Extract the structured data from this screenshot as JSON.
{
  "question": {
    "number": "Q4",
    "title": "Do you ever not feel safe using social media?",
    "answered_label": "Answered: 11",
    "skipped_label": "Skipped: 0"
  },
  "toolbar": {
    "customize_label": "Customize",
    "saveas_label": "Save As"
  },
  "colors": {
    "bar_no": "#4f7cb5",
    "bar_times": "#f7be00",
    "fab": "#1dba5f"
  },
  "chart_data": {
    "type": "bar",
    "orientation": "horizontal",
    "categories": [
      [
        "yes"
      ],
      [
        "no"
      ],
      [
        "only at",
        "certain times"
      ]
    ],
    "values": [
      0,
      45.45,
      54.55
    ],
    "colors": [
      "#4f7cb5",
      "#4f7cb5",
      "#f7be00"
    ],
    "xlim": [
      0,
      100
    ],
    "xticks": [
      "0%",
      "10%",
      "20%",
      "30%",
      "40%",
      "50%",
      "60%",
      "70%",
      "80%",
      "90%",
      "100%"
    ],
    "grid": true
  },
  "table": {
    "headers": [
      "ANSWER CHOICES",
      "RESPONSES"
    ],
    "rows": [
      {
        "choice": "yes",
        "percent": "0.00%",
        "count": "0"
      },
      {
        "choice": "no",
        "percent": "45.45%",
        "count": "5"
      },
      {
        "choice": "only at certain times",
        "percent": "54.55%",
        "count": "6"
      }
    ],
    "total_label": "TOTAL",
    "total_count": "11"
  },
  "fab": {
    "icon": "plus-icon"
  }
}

——————

--- AIM ---
Set down every line of the listing above again, exactly as given.

--- PROBLEM SOLUTION ---
Extract the structured data from this screenshot as JSON.
{
  "question": {
    "number": "Q4",
    "title": "Do you ever not feel safe using social media?",
    "answered_label": "Answered: 11",
    "skipped_label": "Skipped: 0"
  },
  "toolbar": {
    "customize_label": "Customize",
    "saveas_label": "Save As"
  },
  "colors": {
    "bar_no": "#4f7cb5",
    "bar_times": "#f7be00",
    "fab": "#1dba5f"
  },
  "chart_data": {
    "type": "bar",
    "orientation": "horizontal",
    "categories": [
      [
        "yes"
      ],
      [
        "no"
      ],
      [
        "only at",
        "certain times"
      ]
    ],
    "values": [
      0,
      45.45,
      54.55
    ],
    "colors": [
      "#4f7cb5",
      "#4f7cb5",
      "#f7be00"
    ],
    "xlim": [
      0,
      100
    ],
    "xticks": [
      "0%",
      "10%",
      "20%",
      "30%",
      "40%",
      "50%",
      "60%",
      "70%",
      "80%",
      "90%",
      "100%"
    ],
    "grid": true
  },
  "table": {
    "headers": [
      "ANSWER CHOICES",
      "RESPONSES"
    ],
    "rows": [
      {
        "choice": "yes",
        "percent": "0.00%",
        "count": "0"
      },
      {
        "choice": "no",
        "percent": "45.45%",
        "count": "5"
      },
      {
        "choice": "only at certain times",
        "percent": "54.55%",
        "count": "6"
      }
    ],
    "total_label": "TOTAL",
    "total_count": "11"
  },
  "fab": {
    "icon": "plus-icon"
  }
}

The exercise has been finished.